• DESCRIPTION OF THE TASK: From the records below, determine the number of lines containing "fotos". Output that number alone.

• RECORDS:
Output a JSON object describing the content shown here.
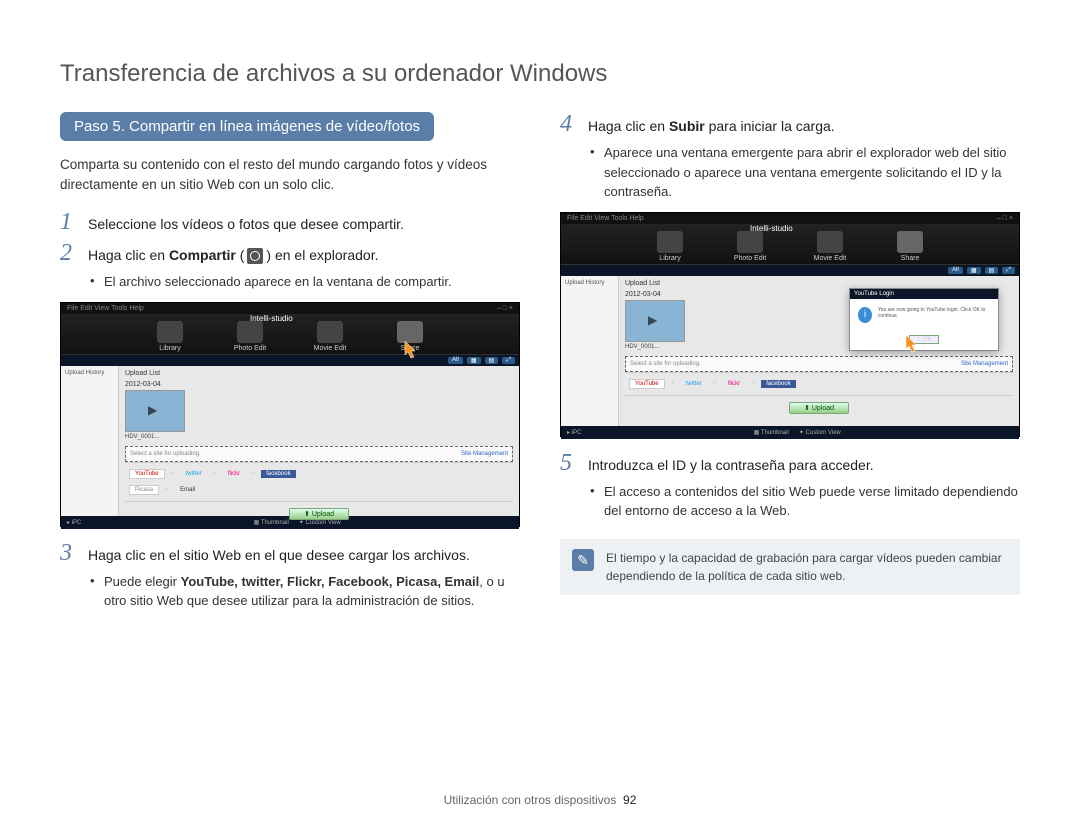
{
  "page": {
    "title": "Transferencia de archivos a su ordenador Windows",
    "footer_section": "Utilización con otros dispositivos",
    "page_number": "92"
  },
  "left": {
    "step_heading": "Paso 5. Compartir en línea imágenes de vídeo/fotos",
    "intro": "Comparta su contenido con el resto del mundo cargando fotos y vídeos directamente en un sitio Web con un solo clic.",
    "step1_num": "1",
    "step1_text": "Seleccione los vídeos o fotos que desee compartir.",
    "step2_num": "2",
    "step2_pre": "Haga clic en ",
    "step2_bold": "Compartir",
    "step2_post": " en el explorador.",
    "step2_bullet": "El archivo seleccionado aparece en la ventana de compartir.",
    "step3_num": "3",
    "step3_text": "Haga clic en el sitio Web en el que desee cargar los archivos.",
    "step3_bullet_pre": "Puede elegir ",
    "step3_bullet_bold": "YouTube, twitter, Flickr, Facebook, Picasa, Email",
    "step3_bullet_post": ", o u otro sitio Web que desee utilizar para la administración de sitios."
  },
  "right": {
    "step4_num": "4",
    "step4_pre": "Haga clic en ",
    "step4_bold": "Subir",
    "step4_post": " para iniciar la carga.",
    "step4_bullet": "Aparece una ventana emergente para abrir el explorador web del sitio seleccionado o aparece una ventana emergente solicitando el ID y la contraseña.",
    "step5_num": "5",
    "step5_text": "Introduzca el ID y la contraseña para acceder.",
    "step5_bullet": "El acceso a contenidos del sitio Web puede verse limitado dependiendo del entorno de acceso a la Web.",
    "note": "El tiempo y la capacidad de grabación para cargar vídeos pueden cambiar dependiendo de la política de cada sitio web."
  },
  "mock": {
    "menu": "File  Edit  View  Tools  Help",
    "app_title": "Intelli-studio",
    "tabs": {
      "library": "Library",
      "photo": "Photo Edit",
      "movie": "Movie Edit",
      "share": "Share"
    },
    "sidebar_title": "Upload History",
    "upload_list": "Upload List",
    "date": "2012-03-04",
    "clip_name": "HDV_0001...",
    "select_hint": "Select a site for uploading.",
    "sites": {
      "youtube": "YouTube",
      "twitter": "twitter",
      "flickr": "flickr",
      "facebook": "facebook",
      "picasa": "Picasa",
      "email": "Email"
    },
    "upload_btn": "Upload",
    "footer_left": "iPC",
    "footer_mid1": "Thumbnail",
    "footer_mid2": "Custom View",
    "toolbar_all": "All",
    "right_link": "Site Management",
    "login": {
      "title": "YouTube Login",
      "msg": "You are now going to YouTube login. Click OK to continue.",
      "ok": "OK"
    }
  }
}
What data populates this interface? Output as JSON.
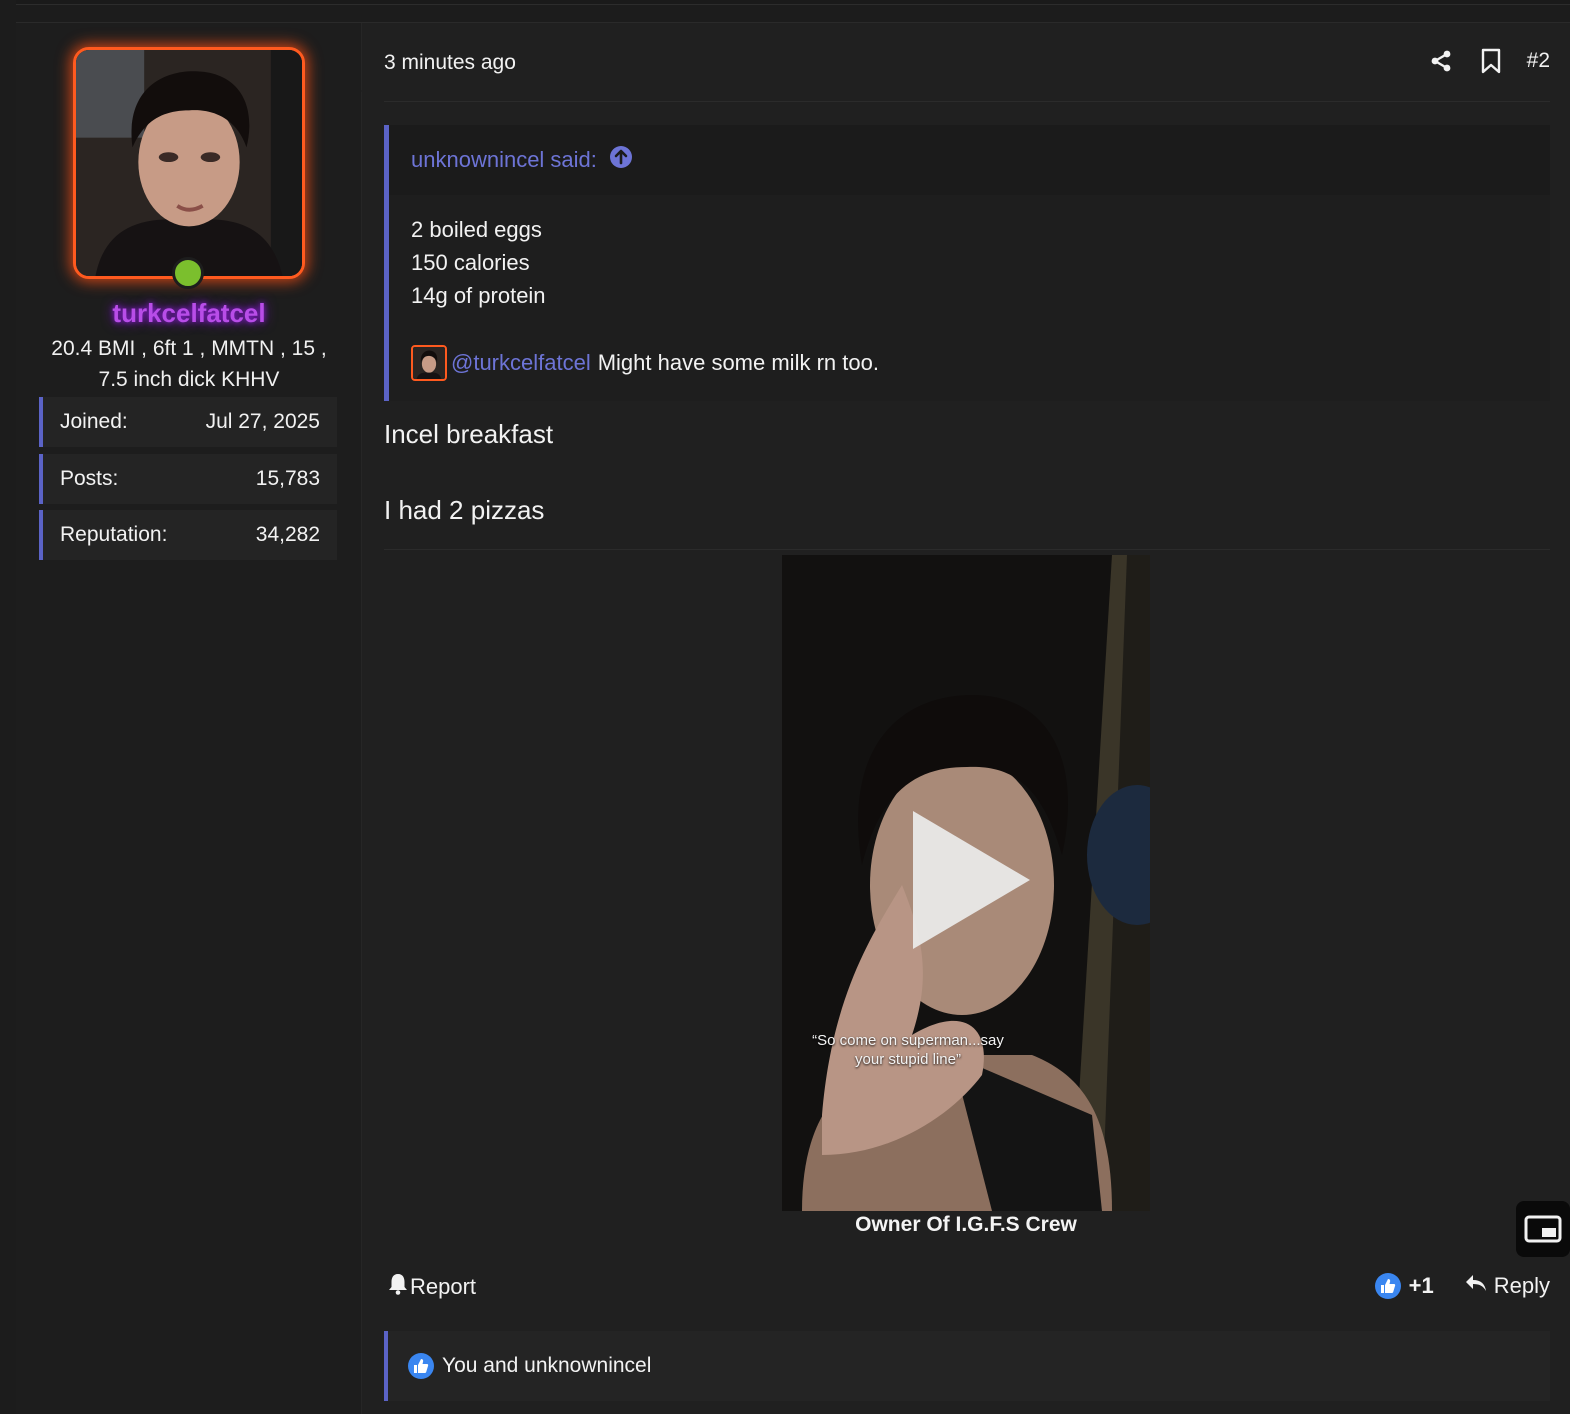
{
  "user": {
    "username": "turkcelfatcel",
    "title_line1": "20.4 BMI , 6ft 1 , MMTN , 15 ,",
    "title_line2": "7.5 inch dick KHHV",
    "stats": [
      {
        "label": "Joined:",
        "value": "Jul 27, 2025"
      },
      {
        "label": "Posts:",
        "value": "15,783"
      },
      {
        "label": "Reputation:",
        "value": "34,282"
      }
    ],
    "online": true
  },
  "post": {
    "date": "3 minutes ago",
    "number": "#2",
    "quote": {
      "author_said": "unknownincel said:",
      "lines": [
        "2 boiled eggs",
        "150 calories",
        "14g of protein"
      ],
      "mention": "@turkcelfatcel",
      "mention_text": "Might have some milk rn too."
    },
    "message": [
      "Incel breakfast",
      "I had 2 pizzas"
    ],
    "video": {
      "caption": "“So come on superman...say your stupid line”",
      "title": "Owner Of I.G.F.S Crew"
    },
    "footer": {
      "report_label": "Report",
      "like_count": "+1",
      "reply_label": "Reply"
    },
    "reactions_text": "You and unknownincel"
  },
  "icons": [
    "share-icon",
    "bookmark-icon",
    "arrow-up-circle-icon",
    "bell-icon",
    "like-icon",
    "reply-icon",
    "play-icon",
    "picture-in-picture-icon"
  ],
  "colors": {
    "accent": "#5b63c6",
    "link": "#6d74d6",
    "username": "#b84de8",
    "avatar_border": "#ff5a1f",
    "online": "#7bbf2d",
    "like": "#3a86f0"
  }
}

• FINISHED TASK: 3